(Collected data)
■ ■ ■ ■ ■ ■ ■

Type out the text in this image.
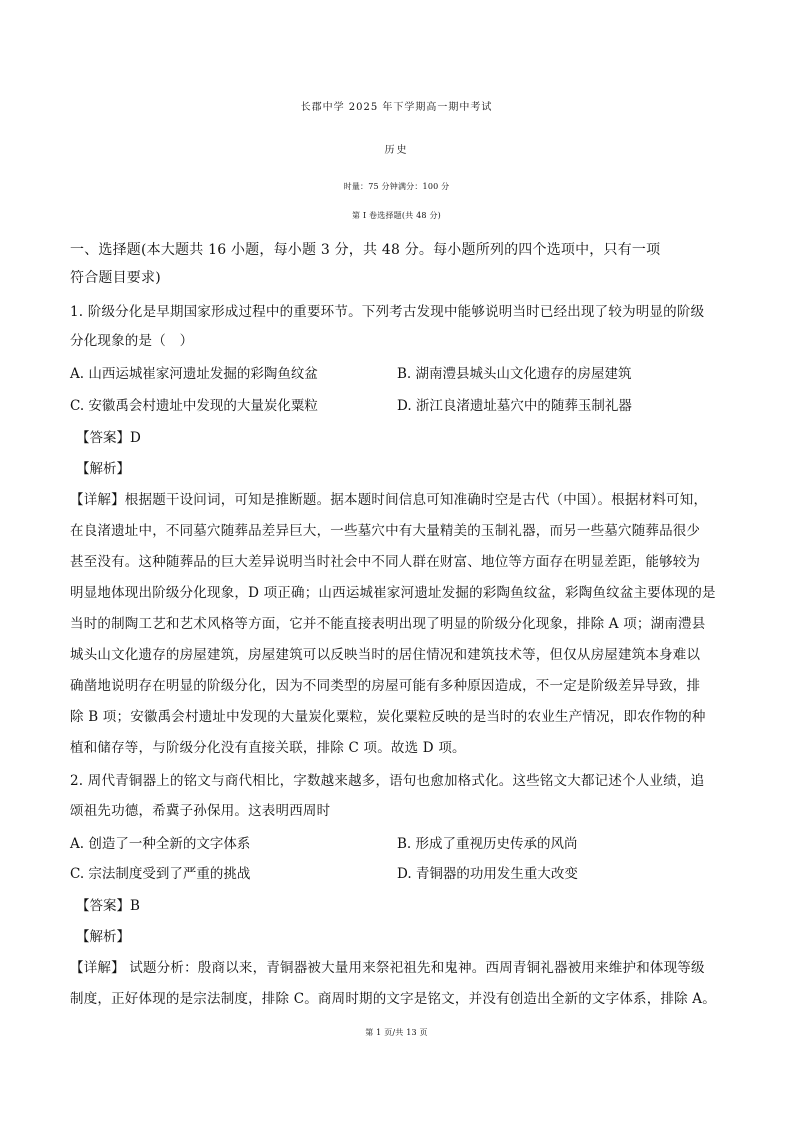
长郡中学 2025 年下学期高一期中考试
历史
时量：75 分钟满分：100 分
第 I 卷选择题(共 48 分)
一、选择题(本大题共 16 小题，每小题 3 分，共 48 分。每小题所列的四个选项中，只有一项
符合题目要求)
1. 阶级分化是早期国家形成过程中的重要环节。下列考古发现中能够说明当时已经出现了较为明显的阶级
分化现象的是（　）
A. 山西运城崔家河遗址发掘的彩陶鱼纹盆	B. 湖南澧县城头山文化遗存的房屋建筑
C. 安徽禹会村遗址中发现的大量炭化粟粒	D. 浙江良渚遗址墓穴中的随葬玉制礼器
【答案】D
【解析】
【详解】根据题干设问词，可知是推断题。据本题时间信息可知准确时空是古代（中国）。根据材料可知，
在良渚遗址中，不同墓穴随葬品差异巨大，一些墓穴中有大量精美的玉制礼器，而另一些墓穴随葬品很少
甚至没有。这种随葬品的巨大差异说明当时社会中不同人群在财富、地位等方面存在明显差距，能够较为
明显地体现出阶级分化现象，D 项正确；山西运城崔家河遗址发掘的彩陶鱼纹盆，彩陶鱼纹盆主要体现的是
当时的制陶工艺和艺术风格等方面，它并不能直接表明出现了明显的阶级分化现象，排除 A 项；湖南澧县
城头山文化遗存的房屋建筑，房屋建筑可以反映当时的居住情况和建筑技术等，但仅从房屋建筑本身难以
确凿地说明存在明显的阶级分化，因为不同类型的房屋可能有多种原因造成，不一定是阶级差异导致，排
除 B 项；安徽禹会村遗址中发现的大量炭化粟粒，炭化粟粒反映的是当时的农业生产情况，即农作物的种
植和储存等，与阶级分化没有直接关联，排除 C 项。故选 D 项。
2. 周代青铜器上的铭文与商代相比，字数越来越多，语句也愈加格式化。这些铭文大都记述个人业绩，追
颂祖先功德，希冀子孙保用。这表明西周时
A. 创造了一种全新的文字体系	B. 形成了重视历史传承的风尚
C. 宗法制度受到了严重的挑战	D. 青铜器的功用发生重大改变
【答案】B
【解析】
【详解】 试题分析：殷商以来，青铜器被大量用来祭祀祖先和鬼神。西周青铜礼器被用来维护和体现等级
制度，正好体现的是宗法制度，排除 C。商周时期的文字是铭文，并没有创造出全新的文字体系，排除 A。
第 1 页/共 13 页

■ ■ ■ ■ ■ ■ ■

BRIEF —
Quote the data exactly, leaving every image out of the copy.

OUTPUT —
Type out the text in this image.
长郡中学 2025 年下学期高一期中考试
历史
时量：75 分钟满分：100 分
第 I 卷选择题(共 48 分)
一、选择题(本大题共 16 小题，每小题 3 分，共 48 分。每小题所列的四个选项中，只有一项
符合题目要求)
1. 阶级分化是早期国家形成过程中的重要环节。下列考古发现中能够说明当时已经出现了较为明显的阶级
分化现象的是（　）
A. 山西运城崔家河遗址发掘的彩陶鱼纹盆	B. 湖南澧县城头山文化遗存的房屋建筑
C. 安徽禹会村遗址中发现的大量炭化粟粒	D. 浙江良渚遗址墓穴中的随葬玉制礼器
【答案】D
【解析】
【详解】根据题干设问词，可知是推断题。据本题时间信息可知准确时空是古代（中国）。根据材料可知，
在良渚遗址中，不同墓穴随葬品差异巨大，一些墓穴中有大量精美的玉制礼器，而另一些墓穴随葬品很少
甚至没有。这种随葬品的巨大差异说明当时社会中不同人群在财富、地位等方面存在明显差距，能够较为
明显地体现出阶级分化现象，D 项正确；山西运城崔家河遗址发掘的彩陶鱼纹盆，彩陶鱼纹盆主要体现的是
当时的制陶工艺和艺术风格等方面，它并不能直接表明出现了明显的阶级分化现象，排除 A 项；湖南澧县
城头山文化遗存的房屋建筑，房屋建筑可以反映当时的居住情况和建筑技术等，但仅从房屋建筑本身难以
确凿地说明存在明显的阶级分化，因为不同类型的房屋可能有多种原因造成，不一定是阶级差异导致，排
除 B 项；安徽禹会村遗址中发现的大量炭化粟粒，炭化粟粒反映的是当时的农业生产情况，即农作物的种
植和储存等，与阶级分化没有直接关联，排除 C 项。故选 D 项。
2. 周代青铜器上的铭文与商代相比，字数越来越多，语句也愈加格式化。这些铭文大都记述个人业绩，追
颂祖先功德，希冀子孙保用。这表明西周时
A. 创造了一种全新的文字体系	B. 形成了重视历史传承的风尚
C. 宗法制度受到了严重的挑战	D. 青铜器的功用发生重大改变
【答案】B
【解析】
【详解】 试题分析：殷商以来，青铜器被大量用来祭祀祖先和鬼神。西周青铜礼器被用来维护和体现等级
制度，正好体现的是宗法制度，排除 C。商周时期的文字是铭文，并没有创造出全新的文字体系，排除 A。
第 1 页/共 13 页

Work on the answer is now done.